**GOAL OF THE EXERCISE**. Copy out the data below verbatim, keeping every line intact but omitting the pictures.

------ EXTRACTED DATA

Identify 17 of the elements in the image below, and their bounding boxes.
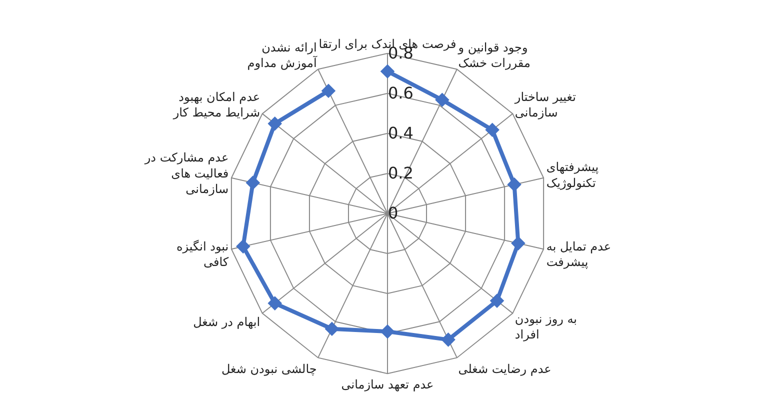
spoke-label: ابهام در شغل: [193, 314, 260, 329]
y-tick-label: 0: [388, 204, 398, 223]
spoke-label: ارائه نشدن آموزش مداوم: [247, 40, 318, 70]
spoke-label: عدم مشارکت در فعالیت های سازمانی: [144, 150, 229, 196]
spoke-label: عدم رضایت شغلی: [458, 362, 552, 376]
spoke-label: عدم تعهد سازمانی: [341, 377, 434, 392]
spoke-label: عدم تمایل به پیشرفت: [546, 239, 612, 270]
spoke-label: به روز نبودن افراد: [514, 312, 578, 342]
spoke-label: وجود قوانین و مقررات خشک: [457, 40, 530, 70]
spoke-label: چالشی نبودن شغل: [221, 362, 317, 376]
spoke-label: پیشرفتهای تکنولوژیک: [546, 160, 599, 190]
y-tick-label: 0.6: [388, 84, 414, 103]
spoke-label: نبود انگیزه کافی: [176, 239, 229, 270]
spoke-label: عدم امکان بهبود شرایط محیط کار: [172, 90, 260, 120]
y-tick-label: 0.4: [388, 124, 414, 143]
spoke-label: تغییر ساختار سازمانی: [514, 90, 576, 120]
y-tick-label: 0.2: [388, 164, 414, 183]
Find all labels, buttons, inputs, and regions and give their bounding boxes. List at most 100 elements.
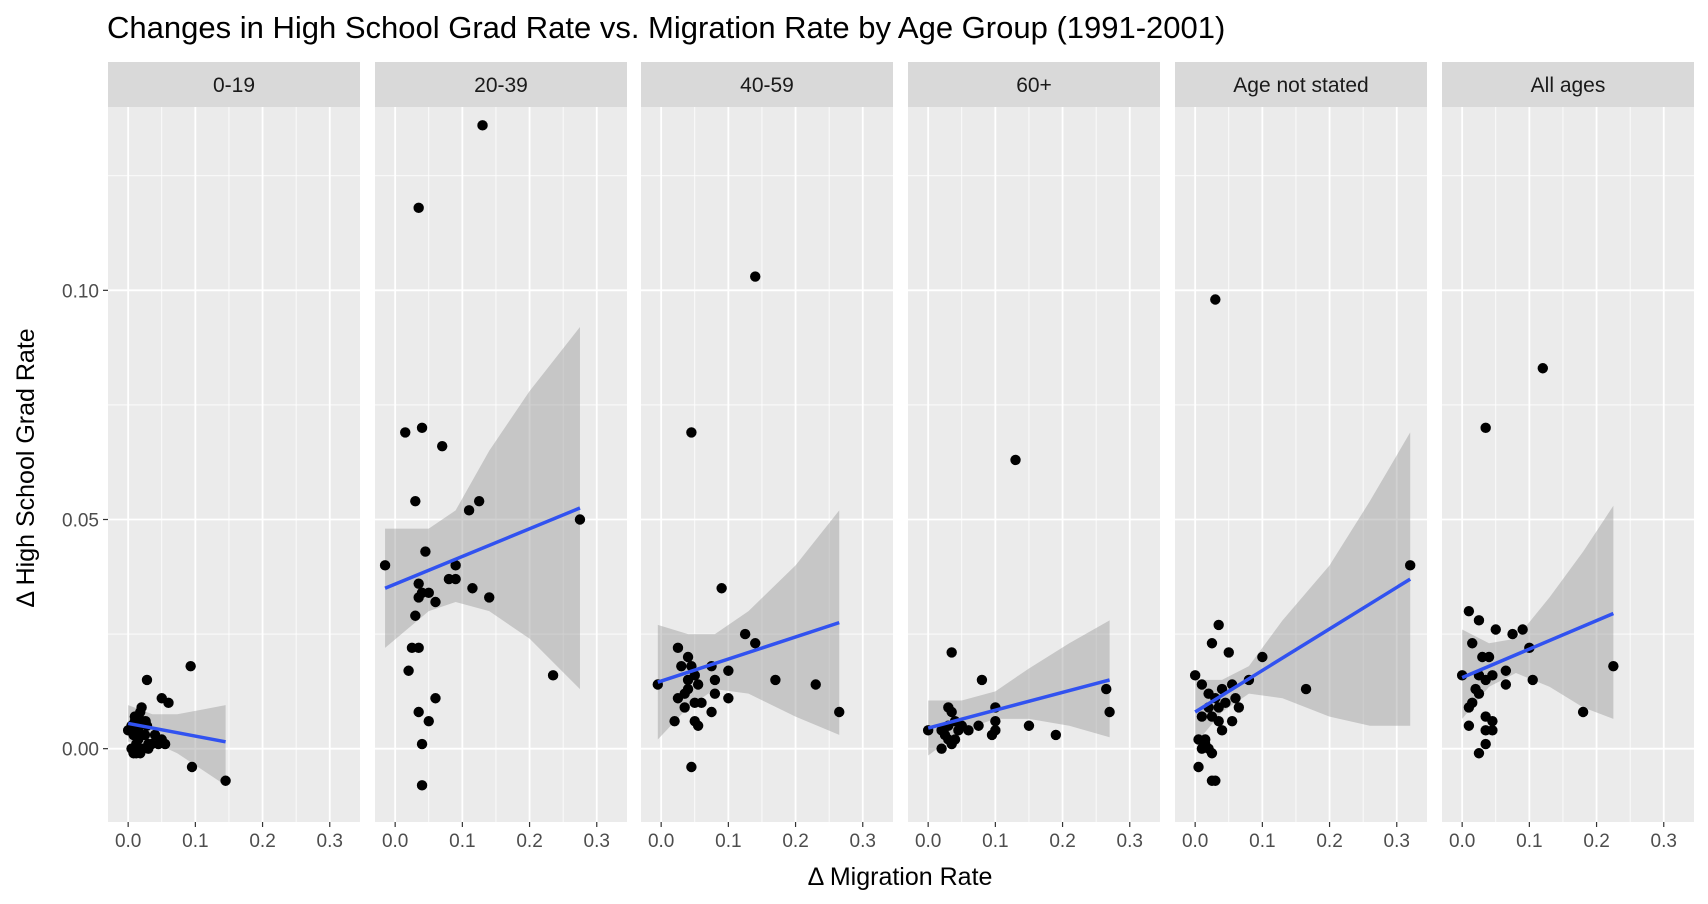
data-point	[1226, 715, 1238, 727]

------------

**TASK RESPONSE**.
Identify 17 of the elements in the image below, and their bounding boxes.
spoke-label: ابهام در شغل: [193, 314, 260, 329]
y-tick-label: 0: [388, 204, 398, 223]
spoke-label: ارائه نشدن آموزش مداوم: [247, 40, 318, 70]
spoke-label: عدم مشارکت در فعالیت های سازمانی: [144, 150, 229, 196]
spoke-label: عدم رضایت شغلی: [458, 362, 552, 376]
spoke-label: عدم تعهد سازمانی: [341, 377, 434, 392]
spoke-label: عدم تمایل به پیشرفت: [546, 239, 612, 270]
spoke-label: به روز نبودن افراد: [514, 312, 578, 342]
spoke-label: وجود قوانین و مقررات خشک: [457, 40, 530, 70]
spoke-label: چالشی نبودن شغل: [221, 362, 317, 376]
spoke-label: پیشرفتهای تکنولوژیک: [546, 160, 599, 190]
y-tick-label: 0.6: [388, 84, 414, 103]
spoke-label: نبود انگیزه کافی: [176, 239, 229, 270]
spoke-label: عدم امکان بهبود شرایط محیط کار: [172, 90, 260, 120]
y-tick-label: 0.4: [388, 124, 414, 143]
spoke-label: تغییر ساختار سازمانی: [514, 90, 576, 120]
y-tick-label: 0.2: [388, 164, 414, 183]
Find all labels, buttons, inputs, and regions and give their bounding boxes. List at most 100 elements.
data-point	[1226, 715, 1238, 727]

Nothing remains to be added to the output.